> **Selected text**
☆ ☆ ☆ ☆ ☆ ☆ ☆
With an estimated budget of $20 million in its first year, Lightbox is small fry compared to Netflix, or even Sky TV.
Sky will have a distinct advantage at the starting line. It's already a huge buyer of TV content, and can easily add on SVOD rights when it negotiates with Hollywood studios buying for its linear channels, such as Vibe and The Box.
Telecom chief executive Simon Moutter seems to be under no illusions that Lightbox will make Telecom glow with profits.
In the early days, at least, the value of Lightbox to Telecom is in its symbolism. While it will be a small part of Telecom for years to come, it shows the company moving from its past as a dominant incumbent telco, to being a digital services company taking on another dominant incumbent, Sky.
Telecom could not ignore the burgeoning influence of entertainment delivered over the internet. It has been interested in this strategy for years. Last decade it had a significant team which tried to develop a pay TV option. There was a lot of criticism that Telecom never went ahead, and it has come late to the party for pay TV.
In the past, the old model for pay TV involved heavy capital outlay to buy set-top boxes. Today, the SVOD model of streaming over the internet using broadband involves no set-top boxes or in-home installation.
It's a much cheaper way of taking on Sky, albeit from way back in the race.
TWEET ADS
Photo / Thinkstock
New Zealand Twitter followers are getting used to the increased focus on advertising and promoted tweets, since Twitter entered a relationship with digital services company Komli last year, and since it was listed.
It appears unlikely the advertising level will grow to anything near the level of Facebook, simply because it has a top end focus and is only being marketed to blue chip advertisers.
So far, it seems the service in New Zealand has 45-50 advertisers and doesn't expect to be going much higher. Tourism NZ has been an active Twitter advertiser, because it allows it to reach individual countries.
Speaking of Twitter ads, whatever happened to the #ad campaign launched by the Advertising Standards Authority in October 2012? The campaign aimed to ensure Twitter users make it clear when they are tweeting for commercial causes.
☆ ☆ ☆ ☆ ☆ ☆ ☆
> **Exercise prompt**
According to the text above, what is Lightbox's estimated budget for its first year?
☆ ☆ ☆ ☆ ☆ ☆ ☆
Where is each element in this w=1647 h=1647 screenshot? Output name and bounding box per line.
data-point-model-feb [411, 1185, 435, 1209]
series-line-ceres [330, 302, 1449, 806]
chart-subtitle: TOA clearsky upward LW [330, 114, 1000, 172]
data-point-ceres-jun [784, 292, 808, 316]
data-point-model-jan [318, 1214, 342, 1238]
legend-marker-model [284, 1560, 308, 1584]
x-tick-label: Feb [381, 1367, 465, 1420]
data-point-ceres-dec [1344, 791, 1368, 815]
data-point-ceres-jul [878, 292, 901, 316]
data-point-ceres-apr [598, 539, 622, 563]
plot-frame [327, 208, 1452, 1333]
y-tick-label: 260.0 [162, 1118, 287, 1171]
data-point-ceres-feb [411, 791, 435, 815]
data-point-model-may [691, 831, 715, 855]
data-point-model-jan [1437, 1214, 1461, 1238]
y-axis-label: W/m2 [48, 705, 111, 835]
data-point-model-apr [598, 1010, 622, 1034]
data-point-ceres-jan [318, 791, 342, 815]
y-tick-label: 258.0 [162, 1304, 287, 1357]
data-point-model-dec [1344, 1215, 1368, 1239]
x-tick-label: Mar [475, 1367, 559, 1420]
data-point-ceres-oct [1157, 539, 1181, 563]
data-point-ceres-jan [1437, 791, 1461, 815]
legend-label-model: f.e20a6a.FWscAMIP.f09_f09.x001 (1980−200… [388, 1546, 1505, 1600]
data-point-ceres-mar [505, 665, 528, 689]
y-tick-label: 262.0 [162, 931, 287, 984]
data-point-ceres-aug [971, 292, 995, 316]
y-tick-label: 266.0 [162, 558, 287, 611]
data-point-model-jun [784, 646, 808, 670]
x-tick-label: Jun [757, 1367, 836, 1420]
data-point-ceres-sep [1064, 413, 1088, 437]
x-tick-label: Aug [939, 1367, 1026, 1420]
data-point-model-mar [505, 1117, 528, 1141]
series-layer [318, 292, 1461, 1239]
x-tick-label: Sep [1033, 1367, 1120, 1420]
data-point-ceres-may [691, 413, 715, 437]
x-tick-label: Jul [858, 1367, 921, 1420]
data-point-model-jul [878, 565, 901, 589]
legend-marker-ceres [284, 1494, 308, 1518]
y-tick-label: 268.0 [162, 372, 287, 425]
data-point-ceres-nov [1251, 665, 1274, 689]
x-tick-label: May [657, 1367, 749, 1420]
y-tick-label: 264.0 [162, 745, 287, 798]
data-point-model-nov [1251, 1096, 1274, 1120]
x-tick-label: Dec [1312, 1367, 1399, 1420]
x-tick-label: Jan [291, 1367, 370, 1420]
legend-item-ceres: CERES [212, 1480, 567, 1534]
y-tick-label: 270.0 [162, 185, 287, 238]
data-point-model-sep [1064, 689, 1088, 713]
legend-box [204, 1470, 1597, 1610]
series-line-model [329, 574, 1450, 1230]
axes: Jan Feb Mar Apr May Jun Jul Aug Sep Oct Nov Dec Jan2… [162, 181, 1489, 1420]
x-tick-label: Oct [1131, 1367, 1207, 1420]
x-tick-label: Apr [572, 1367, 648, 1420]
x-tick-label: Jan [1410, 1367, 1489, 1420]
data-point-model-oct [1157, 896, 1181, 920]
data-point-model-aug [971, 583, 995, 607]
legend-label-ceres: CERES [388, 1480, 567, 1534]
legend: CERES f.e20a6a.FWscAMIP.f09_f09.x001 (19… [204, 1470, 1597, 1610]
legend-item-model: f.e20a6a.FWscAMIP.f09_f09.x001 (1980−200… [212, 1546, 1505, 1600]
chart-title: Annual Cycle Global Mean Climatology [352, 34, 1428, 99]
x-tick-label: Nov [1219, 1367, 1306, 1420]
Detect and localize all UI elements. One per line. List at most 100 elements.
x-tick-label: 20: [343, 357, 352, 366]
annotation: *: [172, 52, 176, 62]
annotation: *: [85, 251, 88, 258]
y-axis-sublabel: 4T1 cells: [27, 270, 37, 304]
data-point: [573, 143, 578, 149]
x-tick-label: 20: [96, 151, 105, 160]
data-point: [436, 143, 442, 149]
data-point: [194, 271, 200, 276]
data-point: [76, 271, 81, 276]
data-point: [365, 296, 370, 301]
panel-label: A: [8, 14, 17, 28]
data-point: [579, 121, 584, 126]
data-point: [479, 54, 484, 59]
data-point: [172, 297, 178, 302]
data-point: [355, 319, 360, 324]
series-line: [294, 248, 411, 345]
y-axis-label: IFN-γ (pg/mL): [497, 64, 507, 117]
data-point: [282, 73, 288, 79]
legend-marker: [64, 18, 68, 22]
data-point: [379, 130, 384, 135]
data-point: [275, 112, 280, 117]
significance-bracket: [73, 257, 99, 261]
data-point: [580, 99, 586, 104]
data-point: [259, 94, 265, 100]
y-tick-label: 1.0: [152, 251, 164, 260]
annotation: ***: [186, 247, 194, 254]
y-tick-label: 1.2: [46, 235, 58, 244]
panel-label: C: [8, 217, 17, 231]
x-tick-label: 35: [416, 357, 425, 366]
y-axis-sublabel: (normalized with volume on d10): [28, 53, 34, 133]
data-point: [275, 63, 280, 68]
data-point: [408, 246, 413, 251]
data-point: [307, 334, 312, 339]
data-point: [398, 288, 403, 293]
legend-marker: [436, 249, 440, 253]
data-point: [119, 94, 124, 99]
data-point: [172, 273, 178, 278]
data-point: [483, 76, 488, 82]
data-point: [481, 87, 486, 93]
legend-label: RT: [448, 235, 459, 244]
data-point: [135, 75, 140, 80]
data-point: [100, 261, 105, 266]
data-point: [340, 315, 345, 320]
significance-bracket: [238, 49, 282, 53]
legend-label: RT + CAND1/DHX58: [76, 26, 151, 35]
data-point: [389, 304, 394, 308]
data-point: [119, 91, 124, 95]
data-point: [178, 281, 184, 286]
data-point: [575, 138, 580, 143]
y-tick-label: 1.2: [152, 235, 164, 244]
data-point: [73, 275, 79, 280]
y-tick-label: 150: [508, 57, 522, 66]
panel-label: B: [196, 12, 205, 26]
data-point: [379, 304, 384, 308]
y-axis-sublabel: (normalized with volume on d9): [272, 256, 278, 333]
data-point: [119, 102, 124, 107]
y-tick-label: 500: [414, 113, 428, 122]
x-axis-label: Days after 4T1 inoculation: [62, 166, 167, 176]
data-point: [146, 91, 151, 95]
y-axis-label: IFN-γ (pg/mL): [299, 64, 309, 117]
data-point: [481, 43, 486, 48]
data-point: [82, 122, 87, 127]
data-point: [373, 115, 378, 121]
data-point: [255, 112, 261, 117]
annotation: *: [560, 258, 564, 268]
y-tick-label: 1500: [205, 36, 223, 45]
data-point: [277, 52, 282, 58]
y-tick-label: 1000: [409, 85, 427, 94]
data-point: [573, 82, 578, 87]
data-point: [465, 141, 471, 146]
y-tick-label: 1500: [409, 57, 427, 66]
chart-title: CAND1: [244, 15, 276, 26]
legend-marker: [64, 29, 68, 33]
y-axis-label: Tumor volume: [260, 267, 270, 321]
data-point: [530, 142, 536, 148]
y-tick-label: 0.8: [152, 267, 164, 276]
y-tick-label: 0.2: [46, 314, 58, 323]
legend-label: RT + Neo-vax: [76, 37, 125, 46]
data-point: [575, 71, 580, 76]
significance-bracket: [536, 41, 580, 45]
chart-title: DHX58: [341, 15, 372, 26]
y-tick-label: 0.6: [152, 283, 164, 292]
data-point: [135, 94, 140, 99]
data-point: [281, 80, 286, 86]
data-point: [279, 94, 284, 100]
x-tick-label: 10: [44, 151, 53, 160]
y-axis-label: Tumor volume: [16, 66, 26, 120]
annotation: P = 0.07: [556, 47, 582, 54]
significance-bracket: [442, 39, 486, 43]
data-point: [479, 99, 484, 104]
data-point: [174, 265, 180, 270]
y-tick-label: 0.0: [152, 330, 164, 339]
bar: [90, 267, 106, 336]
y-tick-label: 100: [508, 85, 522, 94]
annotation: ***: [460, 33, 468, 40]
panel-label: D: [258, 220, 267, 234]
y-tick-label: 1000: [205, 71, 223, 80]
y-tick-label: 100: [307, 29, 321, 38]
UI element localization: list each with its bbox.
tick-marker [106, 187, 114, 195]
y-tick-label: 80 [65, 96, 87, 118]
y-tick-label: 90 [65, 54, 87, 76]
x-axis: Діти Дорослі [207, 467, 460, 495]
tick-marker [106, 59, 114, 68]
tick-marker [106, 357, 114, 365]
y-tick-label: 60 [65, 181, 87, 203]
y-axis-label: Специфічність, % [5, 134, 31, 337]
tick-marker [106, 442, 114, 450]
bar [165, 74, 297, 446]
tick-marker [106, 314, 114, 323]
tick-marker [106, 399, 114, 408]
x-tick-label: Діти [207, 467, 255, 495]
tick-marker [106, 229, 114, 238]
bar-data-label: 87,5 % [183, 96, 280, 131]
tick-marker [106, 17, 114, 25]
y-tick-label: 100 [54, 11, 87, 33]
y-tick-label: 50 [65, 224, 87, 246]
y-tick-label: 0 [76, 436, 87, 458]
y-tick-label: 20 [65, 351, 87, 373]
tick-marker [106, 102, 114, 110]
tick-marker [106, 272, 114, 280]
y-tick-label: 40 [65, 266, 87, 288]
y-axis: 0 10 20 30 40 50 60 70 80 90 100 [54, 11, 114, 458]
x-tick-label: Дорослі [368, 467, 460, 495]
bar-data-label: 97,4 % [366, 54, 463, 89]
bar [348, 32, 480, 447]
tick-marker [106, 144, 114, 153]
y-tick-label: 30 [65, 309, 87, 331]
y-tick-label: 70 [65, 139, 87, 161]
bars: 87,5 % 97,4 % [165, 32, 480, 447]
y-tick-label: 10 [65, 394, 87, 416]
☆ ☆ ☆ ☆ ☆ ☆ ☆
> **Answer to this exercise**
An estimated $20 million.